▶ [Data items]
::::

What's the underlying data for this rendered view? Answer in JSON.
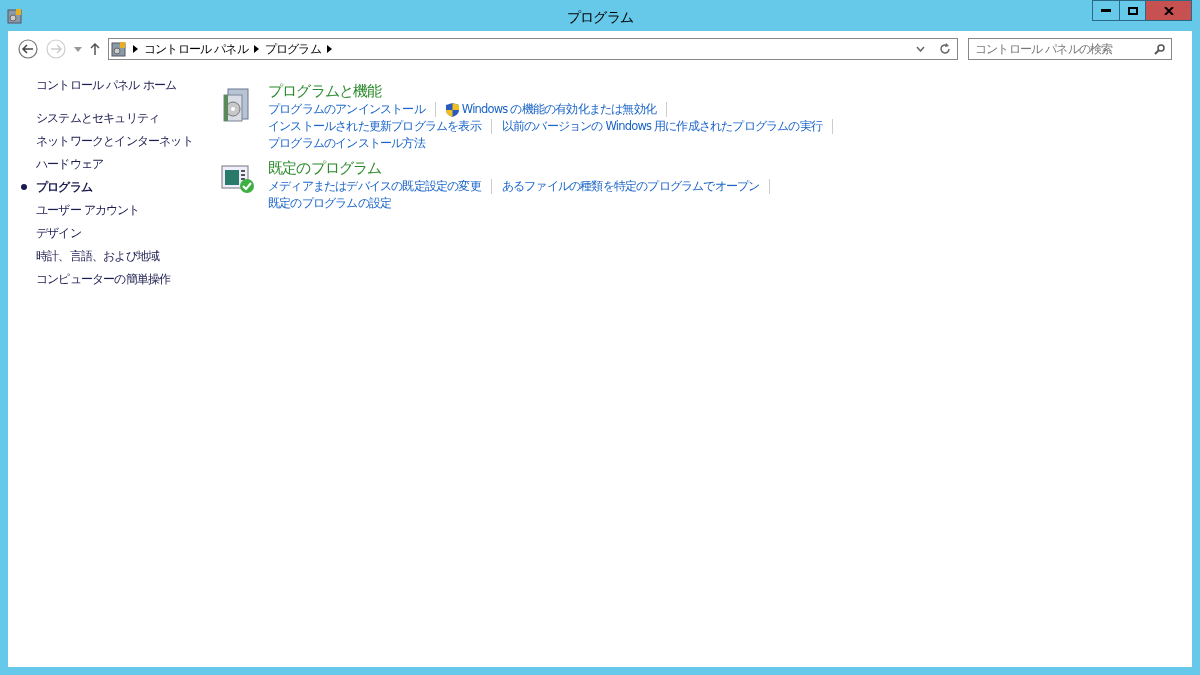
{
  "window": {
    "title": "プログラム"
  },
  "address_bar": {
    "crumbs": [
      "コントロール パネル",
      "プログラム"
    ]
  },
  "search": {
    "placeholder": "コントロール パネルの検索"
  },
  "sidebar": {
    "home": "コントロール パネル ホーム",
    "items": [
      {
        "label": "システムとセキュリティ",
        "selected": false
      },
      {
        "label": "ネットワークとインターネット",
        "selected": false
      },
      {
        "label": "ハードウェア",
        "selected": false
      },
      {
        "label": "プログラム",
        "selected": true
      },
      {
        "label": "ユーザー アカウント",
        "selected": false
      },
      {
        "label": "デザイン",
        "selected": false
      },
      {
        "label": "時計、言語、および地域",
        "selected": false
      },
      {
        "label": "コンピューターの簡単操作",
        "selected": false
      }
    ]
  },
  "sections": [
    {
      "kind": "programs",
      "title": "プログラムと機能",
      "links": [
        {
          "label": "プログラムのアンインストール",
          "kind": "plain"
        },
        {
          "label": "Windows の機能の有効化または無効化",
          "kind": "shield"
        },
        {
          "label": "インストールされた更新プログラムを表示",
          "kind": "plain"
        },
        {
          "label": "以前のバージョンの Windows 用に作成されたプログラムの実行",
          "kind": "plain"
        },
        {
          "label": "プログラムのインストール方法",
          "kind": "plain"
        }
      ]
    },
    {
      "kind": "defaults",
      "title": "既定のプログラム",
      "links": [
        {
          "label": "メディアまたはデバイスの既定設定の変更",
          "kind": "plain"
        },
        {
          "label": "あるファイルの種類を特定のプログラムでオープン",
          "kind": "plain"
        },
        {
          "label": "既定のプログラムの設定",
          "kind": "plain"
        }
      ]
    }
  ]
}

::::

▶ [GIVEN INSTRUCTION]
Work through the listing above and report how many lines include the string "コントロール", with no other text.

▶ [OUTPUT OF THE EXERCISE]
3